Dataset content.

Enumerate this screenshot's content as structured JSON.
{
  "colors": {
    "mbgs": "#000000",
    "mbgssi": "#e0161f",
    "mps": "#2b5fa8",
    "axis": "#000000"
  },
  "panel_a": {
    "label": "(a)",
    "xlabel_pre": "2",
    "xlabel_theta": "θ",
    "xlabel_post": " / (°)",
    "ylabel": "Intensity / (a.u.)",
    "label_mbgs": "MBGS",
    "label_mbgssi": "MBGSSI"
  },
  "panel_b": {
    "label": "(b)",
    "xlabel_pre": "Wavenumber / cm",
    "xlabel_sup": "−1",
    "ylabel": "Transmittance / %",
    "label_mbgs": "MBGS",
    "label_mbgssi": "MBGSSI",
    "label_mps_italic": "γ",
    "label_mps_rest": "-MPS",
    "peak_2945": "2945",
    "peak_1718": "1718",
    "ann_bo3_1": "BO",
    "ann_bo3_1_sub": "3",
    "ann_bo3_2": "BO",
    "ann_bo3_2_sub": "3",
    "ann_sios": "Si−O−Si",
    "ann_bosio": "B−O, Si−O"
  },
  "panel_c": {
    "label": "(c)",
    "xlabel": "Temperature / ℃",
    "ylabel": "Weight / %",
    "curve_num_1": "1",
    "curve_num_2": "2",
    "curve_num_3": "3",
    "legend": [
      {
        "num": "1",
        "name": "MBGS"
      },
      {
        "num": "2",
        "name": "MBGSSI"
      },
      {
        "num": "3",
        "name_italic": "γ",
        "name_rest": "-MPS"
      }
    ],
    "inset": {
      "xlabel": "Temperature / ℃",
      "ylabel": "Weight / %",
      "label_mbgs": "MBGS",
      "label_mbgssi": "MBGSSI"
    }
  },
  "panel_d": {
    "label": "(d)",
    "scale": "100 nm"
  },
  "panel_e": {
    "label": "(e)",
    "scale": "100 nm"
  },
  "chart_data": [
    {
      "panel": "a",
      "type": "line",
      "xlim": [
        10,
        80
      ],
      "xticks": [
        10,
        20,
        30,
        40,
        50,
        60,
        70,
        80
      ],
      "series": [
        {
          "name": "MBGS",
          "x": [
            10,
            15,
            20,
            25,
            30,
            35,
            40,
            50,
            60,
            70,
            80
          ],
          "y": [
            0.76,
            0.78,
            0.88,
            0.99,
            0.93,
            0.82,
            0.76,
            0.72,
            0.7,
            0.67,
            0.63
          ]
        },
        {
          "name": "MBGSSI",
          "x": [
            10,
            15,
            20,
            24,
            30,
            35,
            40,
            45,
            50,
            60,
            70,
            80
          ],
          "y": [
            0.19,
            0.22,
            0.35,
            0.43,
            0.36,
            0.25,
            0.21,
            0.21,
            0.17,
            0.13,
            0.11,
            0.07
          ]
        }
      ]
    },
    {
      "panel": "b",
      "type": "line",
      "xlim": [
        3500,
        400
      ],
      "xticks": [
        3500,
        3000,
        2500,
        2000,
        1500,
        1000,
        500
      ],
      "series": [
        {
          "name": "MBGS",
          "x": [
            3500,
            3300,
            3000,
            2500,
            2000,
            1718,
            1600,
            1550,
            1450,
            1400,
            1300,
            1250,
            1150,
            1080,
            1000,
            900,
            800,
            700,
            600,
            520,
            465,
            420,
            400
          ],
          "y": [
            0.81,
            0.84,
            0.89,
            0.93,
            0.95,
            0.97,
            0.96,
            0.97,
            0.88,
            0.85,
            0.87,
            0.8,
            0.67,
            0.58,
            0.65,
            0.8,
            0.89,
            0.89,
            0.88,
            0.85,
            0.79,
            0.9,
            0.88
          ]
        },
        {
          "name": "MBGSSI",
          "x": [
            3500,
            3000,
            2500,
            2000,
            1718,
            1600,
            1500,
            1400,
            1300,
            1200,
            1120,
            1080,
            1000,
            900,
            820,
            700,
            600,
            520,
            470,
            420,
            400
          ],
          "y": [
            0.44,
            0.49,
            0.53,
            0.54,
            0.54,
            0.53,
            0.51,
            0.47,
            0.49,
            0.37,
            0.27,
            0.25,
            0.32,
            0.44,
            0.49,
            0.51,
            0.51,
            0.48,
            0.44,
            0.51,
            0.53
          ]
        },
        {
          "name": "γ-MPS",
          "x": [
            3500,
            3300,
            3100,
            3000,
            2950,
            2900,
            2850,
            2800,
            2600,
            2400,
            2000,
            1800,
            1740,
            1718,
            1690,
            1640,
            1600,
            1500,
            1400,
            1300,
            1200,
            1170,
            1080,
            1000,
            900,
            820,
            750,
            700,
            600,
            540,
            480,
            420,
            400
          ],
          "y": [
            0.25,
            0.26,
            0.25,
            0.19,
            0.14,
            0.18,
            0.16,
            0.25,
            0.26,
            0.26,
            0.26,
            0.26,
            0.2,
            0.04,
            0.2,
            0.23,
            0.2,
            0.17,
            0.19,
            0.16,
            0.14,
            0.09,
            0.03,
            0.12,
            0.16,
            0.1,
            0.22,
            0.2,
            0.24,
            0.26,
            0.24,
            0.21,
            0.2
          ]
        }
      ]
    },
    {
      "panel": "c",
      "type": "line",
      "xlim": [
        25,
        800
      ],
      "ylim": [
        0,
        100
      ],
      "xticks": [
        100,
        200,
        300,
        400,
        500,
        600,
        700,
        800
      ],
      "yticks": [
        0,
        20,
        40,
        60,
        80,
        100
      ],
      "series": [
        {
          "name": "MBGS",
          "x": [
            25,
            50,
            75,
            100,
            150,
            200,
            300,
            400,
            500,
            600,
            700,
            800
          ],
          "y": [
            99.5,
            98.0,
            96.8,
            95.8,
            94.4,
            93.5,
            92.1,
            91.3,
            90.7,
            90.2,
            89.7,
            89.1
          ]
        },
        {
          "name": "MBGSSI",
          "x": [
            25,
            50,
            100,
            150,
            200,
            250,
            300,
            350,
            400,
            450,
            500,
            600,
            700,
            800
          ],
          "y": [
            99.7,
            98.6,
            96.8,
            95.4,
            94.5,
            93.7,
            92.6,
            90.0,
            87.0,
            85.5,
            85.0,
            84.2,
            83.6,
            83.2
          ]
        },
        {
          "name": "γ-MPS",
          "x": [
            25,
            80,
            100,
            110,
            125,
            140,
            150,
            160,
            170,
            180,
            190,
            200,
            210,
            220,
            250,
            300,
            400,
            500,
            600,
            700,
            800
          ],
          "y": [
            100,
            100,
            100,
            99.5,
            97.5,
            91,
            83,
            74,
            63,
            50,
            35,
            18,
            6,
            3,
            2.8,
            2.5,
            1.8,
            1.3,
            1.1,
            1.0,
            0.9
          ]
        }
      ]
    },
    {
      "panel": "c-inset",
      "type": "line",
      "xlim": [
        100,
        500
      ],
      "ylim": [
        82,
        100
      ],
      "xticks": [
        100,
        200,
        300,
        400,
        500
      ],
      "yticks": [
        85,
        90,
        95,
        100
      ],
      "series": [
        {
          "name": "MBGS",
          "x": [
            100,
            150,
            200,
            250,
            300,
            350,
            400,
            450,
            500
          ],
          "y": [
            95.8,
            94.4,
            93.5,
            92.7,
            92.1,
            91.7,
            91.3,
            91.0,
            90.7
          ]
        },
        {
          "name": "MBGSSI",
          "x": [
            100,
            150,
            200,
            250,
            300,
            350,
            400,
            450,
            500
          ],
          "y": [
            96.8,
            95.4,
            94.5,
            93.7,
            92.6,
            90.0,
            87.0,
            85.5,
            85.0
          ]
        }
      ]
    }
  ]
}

Set task. Please repeat the material above, word for word and in full.

Completed task.
Enumerate this screenshot's content as structured JSON.
{
  "colors": {
    "mbgs": "#000000",
    "mbgssi": "#e0161f",
    "mps": "#2b5fa8",
    "axis": "#000000"
  },
  "panel_a": {
    "label": "(a)",
    "xlabel_pre": "2",
    "xlabel_theta": "θ",
    "xlabel_post": " / (°)",
    "ylabel": "Intensity / (a.u.)",
    "label_mbgs": "MBGS",
    "label_mbgssi": "MBGSSI"
  },
  "panel_b": {
    "label": "(b)",
    "xlabel_pre": "Wavenumber / cm",
    "xlabel_sup": "−1",
    "ylabel": "Transmittance / %",
    "label_mbgs": "MBGS",
    "label_mbgssi": "MBGSSI",
    "label_mps_italic": "γ",
    "label_mps_rest": "-MPS",
    "peak_2945": "2945",
    "peak_1718": "1718",
    "ann_bo3_1": "BO",
    "ann_bo3_1_sub": "3",
    "ann_bo3_2": "BO",
    "ann_bo3_2_sub": "3",
    "ann_sios": "Si−O−Si",
    "ann_bosio": "B−O, Si−O"
  },
  "panel_c": {
    "label": "(c)",
    "xlabel": "Temperature / ℃",
    "ylabel": "Weight / %",
    "curve_num_1": "1",
    "curve_num_2": "2",
    "curve_num_3": "3",
    "legend": [
      {
        "num": "1",
        "name": "MBGS"
      },
      {
        "num": "2",
        "name": "MBGSSI"
      },
      {
        "num": "3",
        "name_italic": "γ",
        "name_rest": "-MPS"
      }
    ],
    "inset": {
      "xlabel": "Temperature / ℃",
      "ylabel": "Weight / %",
      "label_mbgs": "MBGS",
      "label_mbgssi": "MBGSSI"
    }
  },
  "panel_d": {
    "label": "(d)",
    "scale": "100 nm"
  },
  "panel_e": {
    "label": "(e)",
    "scale": "100 nm"
  },
  "chart_data": [
    {
      "panel": "a",
      "type": "line",
      "xlim": [
        10,
        80
      ],
      "xticks": [
        10,
        20,
        30,
        40,
        50,
        60,
        70,
        80
      ],
      "series": [
        {
          "name": "MBGS",
          "x": [
            10,
            15,
            20,
            25,
            30,
            35,
            40,
            50,
            60,
            70,
            80
          ],
          "y": [
            0.76,
            0.78,
            0.88,
            0.99,
            0.93,
            0.82,
            0.76,
            0.72,
            0.7,
            0.67,
            0.63
          ]
        },
        {
          "name": "MBGSSI",
          "x": [
            10,
            15,
            20,
            24,
            30,
            35,
            40,
            45,
            50,
            60,
            70,
            80
          ],
          "y": [
            0.19,
            0.22,
            0.35,
            0.43,
            0.36,
            0.25,
            0.21,
            0.21,
            0.17,
            0.13,
            0.11,
            0.07
          ]
        }
      ]
    },
    {
      "panel": "b",
      "type": "line",
      "xlim": [
        3500,
        400
      ],
      "xticks": [
        3500,
        3000,
        2500,
        2000,
        1500,
        1000,
        500
      ],
      "series": [
        {
          "name": "MBGS",
          "x": [
            3500,
            3300,
            3000,
            2500,
            2000,
            1718,
            1600,
            1550,
            1450,
            1400,
            1300,
            1250,
            1150,
            1080,
            1000,
            900,
            800,
            700,
            600,
            520,
            465,
            420,
            400
          ],
          "y": [
            0.81,
            0.84,
            0.89,
            0.93,
            0.95,
            0.97,
            0.96,
            0.97,
            0.88,
            0.85,
            0.87,
            0.8,
            0.67,
            0.58,
            0.65,
            0.8,
            0.89,
            0.89,
            0.88,
            0.85,
            0.79,
            0.9,
            0.88
          ]
        },
        {
          "name": "MBGSSI",
          "x": [
            3500,
            3000,
            2500,
            2000,
            1718,
            1600,
            1500,
            1400,
            1300,
            1200,
            1120,
            1080,
            1000,
            900,
            820,
            700,
            600,
            520,
            470,
            420,
            400
          ],
          "y": [
            0.44,
            0.49,
            0.53,
            0.54,
            0.54,
            0.53,
            0.51,
            0.47,
            0.49,
            0.37,
            0.27,
            0.25,
            0.32,
            0.44,
            0.49,
            0.51,
            0.51,
            0.48,
            0.44,
            0.51,
            0.53
          ]
        },
        {
          "name": "γ-MPS",
          "x": [
            3500,
            3300,
            3100,
            3000,
            2950,
            2900,
            2850,
            2800,
            2600,
            2400,
            2000,
            1800,
            1740,
            1718,
            1690,
            1640,
            1600,
            1500,
            1400,
            1300,
            1200,
            1170,
            1080,
            1000,
            900,
            820,
            750,
            700,
            600,
            540,
            480,
            420,
            400
          ],
          "y": [
            0.25,
            0.26,
            0.25,
            0.19,
            0.14,
            0.18,
            0.16,
            0.25,
            0.26,
            0.26,
            0.26,
            0.26,
            0.2,
            0.04,
            0.2,
            0.23,
            0.2,
            0.17,
            0.19,
            0.16,
            0.14,
            0.09,
            0.03,
            0.12,
            0.16,
            0.1,
            0.22,
            0.2,
            0.24,
            0.26,
            0.24,
            0.21,
            0.2
          ]
        }
      ]
    },
    {
      "panel": "c",
      "type": "line",
      "xlim": [
        25,
        800
      ],
      "ylim": [
        0,
        100
      ],
      "xticks": [
        100,
        200,
        300,
        400,
        500,
        600,
        700,
        800
      ],
      "yticks": [
        0,
        20,
        40,
        60,
        80,
        100
      ],
      "series": [
        {
          "name": "MBGS",
          "x": [
            25,
            50,
            75,
            100,
            150,
            200,
            300,
            400,
            500,
            600,
            700,
            800
          ],
          "y": [
            99.5,
            98.0,
            96.8,
            95.8,
            94.4,
            93.5,
            92.1,
            91.3,
            90.7,
            90.2,
            89.7,
            89.1
          ]
        },
        {
          "name": "MBGSSI",
          "x": [
            25,
            50,
            100,
            150,
            200,
            250,
            300,
            350,
            400,
            450,
            500,
            600,
            700,
            800
          ],
          "y": [
            99.7,
            98.6,
            96.8,
            95.4,
            94.5,
            93.7,
            92.6,
            90.0,
            87.0,
            85.5,
            85.0,
            84.2,
            83.6,
            83.2
          ]
        },
        {
          "name": "γ-MPS",
          "x": [
            25,
            80,
            100,
            110,
            125,
            140,
            150,
            160,
            170,
            180,
            190,
            200,
            210,
            220,
            250,
            300,
            400,
            500,
            600,
            700,
            800
          ],
          "y": [
            100,
            100,
            100,
            99.5,
            97.5,
            91,
            83,
            74,
            63,
            50,
            35,
            18,
            6,
            3,
            2.8,
            2.5,
            1.8,
            1.3,
            1.1,
            1.0,
            0.9
          ]
        }
      ]
    },
    {
      "panel": "c-inset",
      "type": "line",
      "xlim": [
        100,
        500
      ],
      "ylim": [
        82,
        100
      ],
      "xticks": [
        100,
        200,
        300,
        400,
        500
      ],
      "yticks": [
        85,
        90,
        95,
        100
      ],
      "series": [
        {
          "name": "MBGS",
          "x": [
            100,
            150,
            200,
            250,
            300,
            350,
            400,
            450,
            500
          ],
          "y": [
            95.8,
            94.4,
            93.5,
            92.7,
            92.1,
            91.7,
            91.3,
            91.0,
            90.7
          ]
        },
        {
          "name": "MBGSSI",
          "x": [
            100,
            150,
            200,
            250,
            300,
            350,
            400,
            450,
            500
          ],
          "y": [
            96.8,
            95.4,
            94.5,
            93.7,
            92.6,
            90.0,
            87.0,
            85.5,
            85.0
          ]
        }
      ]
    }
  ]
}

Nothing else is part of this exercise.